------ Records for the task ------
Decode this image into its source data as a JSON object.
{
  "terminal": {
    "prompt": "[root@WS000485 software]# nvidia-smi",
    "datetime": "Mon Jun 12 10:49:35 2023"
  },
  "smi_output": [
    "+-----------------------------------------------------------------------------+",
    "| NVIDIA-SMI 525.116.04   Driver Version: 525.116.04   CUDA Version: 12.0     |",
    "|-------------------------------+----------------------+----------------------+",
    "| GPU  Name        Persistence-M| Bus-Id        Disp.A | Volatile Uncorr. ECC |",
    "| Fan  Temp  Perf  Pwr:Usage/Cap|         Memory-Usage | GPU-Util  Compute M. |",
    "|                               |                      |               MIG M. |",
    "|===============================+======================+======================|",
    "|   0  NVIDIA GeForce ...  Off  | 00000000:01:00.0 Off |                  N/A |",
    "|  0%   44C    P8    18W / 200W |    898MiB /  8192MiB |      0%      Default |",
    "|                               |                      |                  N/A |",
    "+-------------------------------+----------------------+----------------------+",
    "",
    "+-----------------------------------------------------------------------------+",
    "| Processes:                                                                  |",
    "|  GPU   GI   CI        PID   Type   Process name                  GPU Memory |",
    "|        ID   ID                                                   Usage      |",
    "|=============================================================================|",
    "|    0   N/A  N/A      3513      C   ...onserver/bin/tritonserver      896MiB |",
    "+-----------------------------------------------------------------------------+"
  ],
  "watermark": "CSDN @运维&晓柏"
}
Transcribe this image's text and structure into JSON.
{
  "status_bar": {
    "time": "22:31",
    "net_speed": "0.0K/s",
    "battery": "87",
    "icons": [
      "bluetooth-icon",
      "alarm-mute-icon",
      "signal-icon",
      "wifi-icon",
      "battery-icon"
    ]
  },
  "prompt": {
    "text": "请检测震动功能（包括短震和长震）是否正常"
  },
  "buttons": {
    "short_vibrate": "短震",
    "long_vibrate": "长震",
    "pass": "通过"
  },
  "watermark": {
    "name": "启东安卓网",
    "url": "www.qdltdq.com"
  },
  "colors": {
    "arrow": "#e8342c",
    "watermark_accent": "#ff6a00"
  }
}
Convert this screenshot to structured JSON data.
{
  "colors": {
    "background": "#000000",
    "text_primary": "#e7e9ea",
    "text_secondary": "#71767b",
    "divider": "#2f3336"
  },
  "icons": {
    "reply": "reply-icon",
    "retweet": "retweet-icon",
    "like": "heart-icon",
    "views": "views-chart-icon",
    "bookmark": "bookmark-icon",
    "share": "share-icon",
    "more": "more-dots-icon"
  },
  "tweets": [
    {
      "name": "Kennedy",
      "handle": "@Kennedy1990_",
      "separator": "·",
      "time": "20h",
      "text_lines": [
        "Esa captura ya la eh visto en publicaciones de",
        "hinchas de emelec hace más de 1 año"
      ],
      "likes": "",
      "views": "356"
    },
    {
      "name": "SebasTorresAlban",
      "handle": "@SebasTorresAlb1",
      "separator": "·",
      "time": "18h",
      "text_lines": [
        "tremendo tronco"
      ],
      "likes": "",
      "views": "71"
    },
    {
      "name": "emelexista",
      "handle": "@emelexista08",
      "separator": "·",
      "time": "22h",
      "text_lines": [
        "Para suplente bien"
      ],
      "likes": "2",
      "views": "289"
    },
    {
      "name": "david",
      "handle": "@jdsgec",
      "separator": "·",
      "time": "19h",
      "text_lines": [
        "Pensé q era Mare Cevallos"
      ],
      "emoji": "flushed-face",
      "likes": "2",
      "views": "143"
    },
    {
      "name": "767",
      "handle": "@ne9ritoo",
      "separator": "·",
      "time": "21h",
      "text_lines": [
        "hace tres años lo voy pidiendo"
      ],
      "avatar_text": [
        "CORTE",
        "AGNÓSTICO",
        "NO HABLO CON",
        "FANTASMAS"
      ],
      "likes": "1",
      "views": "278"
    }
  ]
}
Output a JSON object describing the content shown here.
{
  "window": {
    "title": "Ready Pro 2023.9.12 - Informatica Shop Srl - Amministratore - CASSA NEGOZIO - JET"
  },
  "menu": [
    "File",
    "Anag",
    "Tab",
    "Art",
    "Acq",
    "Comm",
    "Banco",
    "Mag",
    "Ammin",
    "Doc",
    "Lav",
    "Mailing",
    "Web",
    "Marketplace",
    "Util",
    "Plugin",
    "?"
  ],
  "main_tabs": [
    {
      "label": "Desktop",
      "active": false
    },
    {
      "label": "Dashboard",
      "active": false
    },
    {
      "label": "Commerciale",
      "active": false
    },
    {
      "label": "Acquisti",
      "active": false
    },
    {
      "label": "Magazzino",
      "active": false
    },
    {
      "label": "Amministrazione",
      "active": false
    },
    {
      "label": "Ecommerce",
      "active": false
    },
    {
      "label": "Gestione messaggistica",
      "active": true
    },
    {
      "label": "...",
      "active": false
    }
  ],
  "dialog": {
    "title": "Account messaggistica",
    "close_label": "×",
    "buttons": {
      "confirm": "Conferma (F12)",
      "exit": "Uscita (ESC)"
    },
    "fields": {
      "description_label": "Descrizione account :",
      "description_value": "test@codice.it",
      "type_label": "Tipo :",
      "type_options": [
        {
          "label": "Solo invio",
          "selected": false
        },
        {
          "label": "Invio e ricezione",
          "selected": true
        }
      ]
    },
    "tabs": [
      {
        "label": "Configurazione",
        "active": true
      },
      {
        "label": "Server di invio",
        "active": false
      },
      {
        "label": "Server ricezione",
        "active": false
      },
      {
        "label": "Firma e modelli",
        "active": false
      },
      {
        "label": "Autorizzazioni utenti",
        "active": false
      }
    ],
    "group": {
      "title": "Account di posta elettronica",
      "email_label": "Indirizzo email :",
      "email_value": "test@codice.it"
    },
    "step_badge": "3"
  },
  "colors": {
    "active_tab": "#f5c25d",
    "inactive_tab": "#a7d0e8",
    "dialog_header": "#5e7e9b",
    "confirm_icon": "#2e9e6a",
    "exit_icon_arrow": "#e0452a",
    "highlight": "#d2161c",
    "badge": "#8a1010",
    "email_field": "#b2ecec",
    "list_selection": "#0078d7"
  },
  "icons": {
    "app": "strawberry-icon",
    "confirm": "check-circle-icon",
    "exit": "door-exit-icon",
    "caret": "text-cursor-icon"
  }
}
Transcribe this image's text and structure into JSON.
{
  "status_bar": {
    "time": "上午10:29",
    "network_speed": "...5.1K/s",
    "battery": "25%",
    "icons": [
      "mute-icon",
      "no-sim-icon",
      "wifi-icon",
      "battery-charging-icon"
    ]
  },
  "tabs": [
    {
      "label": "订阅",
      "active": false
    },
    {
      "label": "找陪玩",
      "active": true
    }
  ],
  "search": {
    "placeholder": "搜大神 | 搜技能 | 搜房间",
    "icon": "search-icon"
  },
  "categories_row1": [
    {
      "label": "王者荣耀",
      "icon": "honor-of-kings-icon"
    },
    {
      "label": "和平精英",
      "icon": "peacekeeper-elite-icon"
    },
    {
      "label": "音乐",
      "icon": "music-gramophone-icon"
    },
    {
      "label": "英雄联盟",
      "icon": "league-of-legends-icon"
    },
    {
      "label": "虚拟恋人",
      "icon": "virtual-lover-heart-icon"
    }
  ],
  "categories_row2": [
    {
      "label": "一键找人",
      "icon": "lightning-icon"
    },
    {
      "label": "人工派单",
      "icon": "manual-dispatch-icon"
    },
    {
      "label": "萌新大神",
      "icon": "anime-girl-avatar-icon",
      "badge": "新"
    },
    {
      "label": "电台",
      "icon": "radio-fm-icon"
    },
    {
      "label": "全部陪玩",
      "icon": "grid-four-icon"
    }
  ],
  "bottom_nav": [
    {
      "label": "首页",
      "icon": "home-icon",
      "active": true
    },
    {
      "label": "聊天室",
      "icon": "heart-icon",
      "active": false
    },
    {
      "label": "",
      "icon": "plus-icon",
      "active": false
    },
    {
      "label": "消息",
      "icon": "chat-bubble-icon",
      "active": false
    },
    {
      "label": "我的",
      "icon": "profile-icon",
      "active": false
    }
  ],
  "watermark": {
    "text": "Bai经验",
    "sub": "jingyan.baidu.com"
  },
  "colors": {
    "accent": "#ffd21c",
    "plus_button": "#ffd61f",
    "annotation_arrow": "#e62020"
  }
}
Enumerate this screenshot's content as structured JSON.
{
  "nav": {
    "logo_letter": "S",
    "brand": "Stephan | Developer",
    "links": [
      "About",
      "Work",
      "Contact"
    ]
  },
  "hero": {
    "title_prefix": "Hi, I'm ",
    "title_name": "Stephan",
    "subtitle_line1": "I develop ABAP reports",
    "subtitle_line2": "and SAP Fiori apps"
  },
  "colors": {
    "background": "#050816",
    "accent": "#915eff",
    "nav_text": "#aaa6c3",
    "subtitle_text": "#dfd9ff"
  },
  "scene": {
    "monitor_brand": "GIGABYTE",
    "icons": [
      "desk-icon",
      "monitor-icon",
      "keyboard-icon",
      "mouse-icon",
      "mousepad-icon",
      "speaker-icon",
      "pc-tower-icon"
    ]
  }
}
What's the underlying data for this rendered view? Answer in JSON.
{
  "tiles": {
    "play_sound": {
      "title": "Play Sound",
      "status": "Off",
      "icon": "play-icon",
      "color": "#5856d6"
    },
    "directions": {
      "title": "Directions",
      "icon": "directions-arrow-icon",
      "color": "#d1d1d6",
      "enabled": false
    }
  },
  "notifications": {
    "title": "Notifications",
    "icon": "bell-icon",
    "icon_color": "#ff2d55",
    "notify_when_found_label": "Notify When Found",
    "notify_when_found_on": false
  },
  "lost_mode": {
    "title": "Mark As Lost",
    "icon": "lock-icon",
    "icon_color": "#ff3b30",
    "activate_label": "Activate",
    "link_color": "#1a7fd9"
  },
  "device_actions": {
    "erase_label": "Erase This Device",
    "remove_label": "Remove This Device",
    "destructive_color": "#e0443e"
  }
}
------
## Brief
Repeat exactly the lines above from the line that contains "What's the underlying" through the end. Include both of these ends; leave out everything else.

## Response to the task
What's the underlying data for this rendered view? Answer in JSON.
{
  "tiles": {
    "play_sound": {
      "title": "Play Sound",
      "status": "Off",
      "icon": "play-icon",
      "color": "#5856d6"
    },
    "directions": {
      "title": "Directions",
      "icon": "directions-arrow-icon",
      "color": "#d1d1d6",
      "enabled": false
    }
  },
  "notifications": {
    "title": "Notifications",
    "icon": "bell-icon",
    "icon_color": "#ff2d55",
    "notify_when_found_label": "Notify When Found",
    "notify_when_found_on": false
  },
  "lost_mode": {
    "title": "Mark As Lost",
    "icon": "lock-icon",
    "icon_color": "#ff3b30",
    "activate_label": "Activate",
    "link_color": "#1a7fd9"
  },
  "device_actions": {
    "erase_label": "Erase This Device",
    "remove_label": "Remove This Device",
    "destructive_color": "#e0443e"
  }
}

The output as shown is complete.